- **AIM**: For each line below that contains the string "JSON", copy that line.

--- begin RAW DATA ---

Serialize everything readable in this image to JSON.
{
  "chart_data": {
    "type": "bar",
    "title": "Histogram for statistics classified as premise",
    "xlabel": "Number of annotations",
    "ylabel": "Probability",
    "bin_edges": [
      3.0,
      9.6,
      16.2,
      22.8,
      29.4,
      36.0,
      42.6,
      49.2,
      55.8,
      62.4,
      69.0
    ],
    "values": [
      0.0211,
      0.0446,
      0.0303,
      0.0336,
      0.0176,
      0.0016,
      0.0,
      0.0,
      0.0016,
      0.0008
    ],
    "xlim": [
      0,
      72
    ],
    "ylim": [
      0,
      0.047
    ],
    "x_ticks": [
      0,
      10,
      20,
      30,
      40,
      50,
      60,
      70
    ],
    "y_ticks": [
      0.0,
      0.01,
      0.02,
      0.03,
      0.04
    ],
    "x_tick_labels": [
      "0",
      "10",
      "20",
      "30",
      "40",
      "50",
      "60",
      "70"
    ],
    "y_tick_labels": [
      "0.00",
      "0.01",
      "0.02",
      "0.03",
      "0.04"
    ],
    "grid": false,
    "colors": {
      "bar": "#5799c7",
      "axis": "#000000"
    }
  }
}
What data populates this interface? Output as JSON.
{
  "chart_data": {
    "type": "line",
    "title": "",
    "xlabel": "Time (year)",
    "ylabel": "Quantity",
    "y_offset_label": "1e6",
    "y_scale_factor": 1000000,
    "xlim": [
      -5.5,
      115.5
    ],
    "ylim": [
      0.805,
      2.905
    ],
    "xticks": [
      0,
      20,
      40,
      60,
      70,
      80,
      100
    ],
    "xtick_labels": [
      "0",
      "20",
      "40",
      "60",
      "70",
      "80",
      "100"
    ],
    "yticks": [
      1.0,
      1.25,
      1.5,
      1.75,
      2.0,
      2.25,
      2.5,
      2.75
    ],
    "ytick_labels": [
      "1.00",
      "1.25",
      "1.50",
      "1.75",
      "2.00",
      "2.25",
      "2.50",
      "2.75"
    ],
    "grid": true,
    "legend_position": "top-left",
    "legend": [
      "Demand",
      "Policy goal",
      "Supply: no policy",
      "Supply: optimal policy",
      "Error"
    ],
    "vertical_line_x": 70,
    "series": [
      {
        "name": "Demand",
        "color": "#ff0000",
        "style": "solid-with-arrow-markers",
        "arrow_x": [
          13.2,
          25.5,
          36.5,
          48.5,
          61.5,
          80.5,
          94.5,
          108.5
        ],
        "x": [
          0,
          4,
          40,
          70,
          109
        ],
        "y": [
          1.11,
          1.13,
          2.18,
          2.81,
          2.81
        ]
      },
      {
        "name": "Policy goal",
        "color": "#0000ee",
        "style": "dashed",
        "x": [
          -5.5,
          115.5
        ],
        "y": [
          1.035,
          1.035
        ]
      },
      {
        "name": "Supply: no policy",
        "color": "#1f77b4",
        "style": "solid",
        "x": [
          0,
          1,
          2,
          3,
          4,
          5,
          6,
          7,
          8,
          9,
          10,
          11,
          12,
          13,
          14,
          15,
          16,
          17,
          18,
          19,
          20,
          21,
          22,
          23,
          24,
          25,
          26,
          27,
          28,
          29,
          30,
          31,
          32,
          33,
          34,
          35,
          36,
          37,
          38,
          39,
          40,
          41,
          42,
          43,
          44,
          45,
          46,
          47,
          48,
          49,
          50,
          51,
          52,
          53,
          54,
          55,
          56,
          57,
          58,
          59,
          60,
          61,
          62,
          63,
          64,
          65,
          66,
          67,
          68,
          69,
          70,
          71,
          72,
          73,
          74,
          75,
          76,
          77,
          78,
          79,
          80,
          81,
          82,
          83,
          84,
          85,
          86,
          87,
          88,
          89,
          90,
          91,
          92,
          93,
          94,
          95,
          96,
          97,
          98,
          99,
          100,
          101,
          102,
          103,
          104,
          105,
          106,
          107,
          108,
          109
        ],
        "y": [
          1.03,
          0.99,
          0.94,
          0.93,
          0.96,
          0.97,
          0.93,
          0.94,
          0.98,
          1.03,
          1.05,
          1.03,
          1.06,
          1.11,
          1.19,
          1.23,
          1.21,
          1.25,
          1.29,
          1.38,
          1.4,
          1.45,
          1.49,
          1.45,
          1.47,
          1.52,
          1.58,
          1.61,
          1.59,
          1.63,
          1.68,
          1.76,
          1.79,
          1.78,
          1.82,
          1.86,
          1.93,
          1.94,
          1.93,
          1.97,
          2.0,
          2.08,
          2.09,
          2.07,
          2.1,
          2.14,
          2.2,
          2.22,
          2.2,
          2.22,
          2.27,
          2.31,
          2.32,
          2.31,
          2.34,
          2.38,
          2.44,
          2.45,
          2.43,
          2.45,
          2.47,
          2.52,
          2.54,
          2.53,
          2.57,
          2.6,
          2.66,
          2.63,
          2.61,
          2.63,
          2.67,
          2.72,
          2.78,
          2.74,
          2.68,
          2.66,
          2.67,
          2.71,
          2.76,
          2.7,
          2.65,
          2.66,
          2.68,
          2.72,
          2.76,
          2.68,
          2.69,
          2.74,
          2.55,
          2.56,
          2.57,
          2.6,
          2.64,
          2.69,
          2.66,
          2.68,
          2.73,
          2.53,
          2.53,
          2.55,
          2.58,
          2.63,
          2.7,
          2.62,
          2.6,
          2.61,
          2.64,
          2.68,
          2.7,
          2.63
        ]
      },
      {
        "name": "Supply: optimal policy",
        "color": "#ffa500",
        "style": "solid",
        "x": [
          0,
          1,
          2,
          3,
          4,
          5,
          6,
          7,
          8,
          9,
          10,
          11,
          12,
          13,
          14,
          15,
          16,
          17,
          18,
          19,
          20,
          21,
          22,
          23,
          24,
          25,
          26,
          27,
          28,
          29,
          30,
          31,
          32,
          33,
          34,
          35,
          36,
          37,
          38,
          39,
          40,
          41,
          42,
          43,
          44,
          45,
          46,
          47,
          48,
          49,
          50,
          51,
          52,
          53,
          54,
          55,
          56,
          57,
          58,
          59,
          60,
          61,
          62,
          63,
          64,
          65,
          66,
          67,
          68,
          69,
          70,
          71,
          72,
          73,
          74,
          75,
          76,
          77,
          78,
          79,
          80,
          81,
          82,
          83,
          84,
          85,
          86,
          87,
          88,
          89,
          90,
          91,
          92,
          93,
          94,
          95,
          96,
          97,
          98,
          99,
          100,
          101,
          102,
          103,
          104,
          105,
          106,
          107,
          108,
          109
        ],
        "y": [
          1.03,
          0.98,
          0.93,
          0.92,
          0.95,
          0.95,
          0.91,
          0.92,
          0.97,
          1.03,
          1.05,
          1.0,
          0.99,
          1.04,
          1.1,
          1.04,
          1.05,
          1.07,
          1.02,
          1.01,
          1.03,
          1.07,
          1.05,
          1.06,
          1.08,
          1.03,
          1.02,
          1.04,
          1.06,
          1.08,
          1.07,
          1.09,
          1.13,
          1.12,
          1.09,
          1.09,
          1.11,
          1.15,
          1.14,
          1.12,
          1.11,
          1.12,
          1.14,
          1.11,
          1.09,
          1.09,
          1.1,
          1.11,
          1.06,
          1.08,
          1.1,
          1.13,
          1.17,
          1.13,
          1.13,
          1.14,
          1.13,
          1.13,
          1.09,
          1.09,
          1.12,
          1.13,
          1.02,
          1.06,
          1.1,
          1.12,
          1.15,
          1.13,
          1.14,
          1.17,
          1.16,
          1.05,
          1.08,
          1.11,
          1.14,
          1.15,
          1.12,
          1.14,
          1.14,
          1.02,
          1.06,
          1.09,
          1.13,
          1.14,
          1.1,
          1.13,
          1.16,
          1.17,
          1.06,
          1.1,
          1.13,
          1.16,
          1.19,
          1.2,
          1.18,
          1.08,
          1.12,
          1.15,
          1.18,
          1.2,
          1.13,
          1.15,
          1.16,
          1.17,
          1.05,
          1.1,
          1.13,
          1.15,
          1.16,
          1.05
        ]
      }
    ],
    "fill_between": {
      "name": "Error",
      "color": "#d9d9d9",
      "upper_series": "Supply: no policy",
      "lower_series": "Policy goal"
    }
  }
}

--- end RAW DATA ---

- **SOLVED EXERCISE**:
Serialize everything readable in this image to JSON.
What data populates this interface? Output as JSON.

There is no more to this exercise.